De acordo com o que postulam diferentes teorias éticas da atualidade, e se quisermos falar
seriamente e não simplesmente dizer coisas "engenhosas", e por vezes estúpidas, então os valores que
mencionei são universais, e não precisam de nenhum tipo de imposição para que as diferentes culturas os
aceitem como seus. Afinal de contas, qualquer pessoa quer ser livre para decidir o tipo de vida que deseja
viver, mesmo que sua decisão venha a consistir na alienação de sua vida.
Esses valores engendram, obviamente, princípios morais universais que orientam a conduta em
vista de sua promoção e seu respeito, muito além do relativismo. São princípios que, ocasionalmente, nos
induzirão a criticar as normas das sociedades concretas, justamente por se tratar de princípios pós-
convencionais. Mas, por outro lado, sua aplicação em casos determinados exigirá de quem deve tomar as
decisões um conhecimento profundo da situação e um grande senso de responsabilidade, a fim de evitar
que o desconhecimento leve a uma decisão moralmente equivocada quando de um conflito de princípios. A
responsabilidade e o desejo de compreender-se são hoje em dia, a meu ver, duas atitudes essenciais para
que possamos encarnar os valores universais em nosso mundo.
Capítulo V
A graça veio por Jesus Cristo
In: Adela Cortina. Etica Civil e Religiao, Sao Paulo: Paulinas, 1996, pp. 105-116.

• _LINHAS FORNECIDAS_:

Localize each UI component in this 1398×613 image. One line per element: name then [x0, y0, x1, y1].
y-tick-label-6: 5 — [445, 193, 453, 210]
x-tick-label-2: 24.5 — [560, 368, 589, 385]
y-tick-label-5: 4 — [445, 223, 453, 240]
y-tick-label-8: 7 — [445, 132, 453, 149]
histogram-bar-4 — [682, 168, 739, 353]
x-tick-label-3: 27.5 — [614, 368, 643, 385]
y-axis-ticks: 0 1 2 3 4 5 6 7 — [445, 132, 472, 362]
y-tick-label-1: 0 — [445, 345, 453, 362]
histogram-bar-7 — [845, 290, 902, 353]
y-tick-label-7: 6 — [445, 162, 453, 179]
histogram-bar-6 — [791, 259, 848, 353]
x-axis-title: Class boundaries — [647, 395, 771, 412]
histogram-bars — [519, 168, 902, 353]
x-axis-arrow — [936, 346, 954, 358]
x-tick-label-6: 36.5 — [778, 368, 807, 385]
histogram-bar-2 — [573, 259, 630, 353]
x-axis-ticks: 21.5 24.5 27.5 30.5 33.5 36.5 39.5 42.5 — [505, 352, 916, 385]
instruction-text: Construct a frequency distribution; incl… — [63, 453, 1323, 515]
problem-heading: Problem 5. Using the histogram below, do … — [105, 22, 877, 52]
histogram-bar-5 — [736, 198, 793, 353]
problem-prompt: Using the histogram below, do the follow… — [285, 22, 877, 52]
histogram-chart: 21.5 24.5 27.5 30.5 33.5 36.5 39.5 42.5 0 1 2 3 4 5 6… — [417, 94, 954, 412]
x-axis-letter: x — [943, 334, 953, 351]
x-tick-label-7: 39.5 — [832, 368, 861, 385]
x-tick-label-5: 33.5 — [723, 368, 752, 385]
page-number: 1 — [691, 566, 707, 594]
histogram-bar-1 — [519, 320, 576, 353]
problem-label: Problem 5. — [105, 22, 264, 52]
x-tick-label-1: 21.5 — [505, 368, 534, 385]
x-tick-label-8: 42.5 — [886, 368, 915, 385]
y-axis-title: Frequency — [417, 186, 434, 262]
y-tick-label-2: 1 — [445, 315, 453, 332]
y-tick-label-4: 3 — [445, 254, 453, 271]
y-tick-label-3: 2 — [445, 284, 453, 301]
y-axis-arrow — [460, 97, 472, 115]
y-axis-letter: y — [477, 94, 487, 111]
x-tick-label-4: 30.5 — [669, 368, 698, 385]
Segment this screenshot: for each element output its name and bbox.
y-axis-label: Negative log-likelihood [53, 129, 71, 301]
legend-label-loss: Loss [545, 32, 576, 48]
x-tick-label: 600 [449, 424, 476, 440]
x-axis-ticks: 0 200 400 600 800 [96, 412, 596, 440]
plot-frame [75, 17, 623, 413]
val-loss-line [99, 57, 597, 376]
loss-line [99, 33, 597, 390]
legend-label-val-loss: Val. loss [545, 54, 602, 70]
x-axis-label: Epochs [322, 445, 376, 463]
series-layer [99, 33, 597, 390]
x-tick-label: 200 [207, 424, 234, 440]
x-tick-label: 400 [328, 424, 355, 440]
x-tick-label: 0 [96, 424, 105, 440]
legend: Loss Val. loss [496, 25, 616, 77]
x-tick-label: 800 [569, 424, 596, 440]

• _O QUE FAZER_:
**A.** Liste os dados da referência bibliográfica que encerra o trecho sobre os valores universais: autora, título, cidade, editora, ano e páginas.
**B.** Retome o trecho sobre os valores universais logo após a referência bibliográfica final e redija o início do Capítulo V.
As linhas vêm de uma fonte distinta da do trecho.

• _RESPOSTAS_:
**A.**
Autora: Adela Cortina
Título: Etica Civil e Religiao
Cidade: Sao Paulo
Editora: Paulinas
Ano: 1996
Páginas: 105-116

**B.**
4. A CHUVA QUE CAI SOBRE A ERVA ROÇADA, O CHUVISCO QUE IRRIGA A TERRA
Quem defende seriamente uma ética de mínimos não pode, de modo nenhum, estar sugerindo que
se acabe com as religiões. Não somente porque esta seria uma atitude intolerante, hostil ao pluralismo,
mas principalmente porque estamos vivendo um momento de crise das tradições de sentido, que situam a
pessoa no mundo e lhe permitem identificar-se e saber qual a direção em que caminha.
Essas tradições estão em crise, entre outras razões, porque houve épocas em que quiseram impor
seu sentido, e o sentido não pode ser imposto; porque quiseram impor o caminho que, segundo elas,
conduz à felicidade, mas a felicidade também não pode ser imposta. Mas quando uma religião não é nem
impositiva nem fundamentalista, ela tem uma capacidade libertadora e revitalizadora que seria um
verdadeiro crime tentar extirpar.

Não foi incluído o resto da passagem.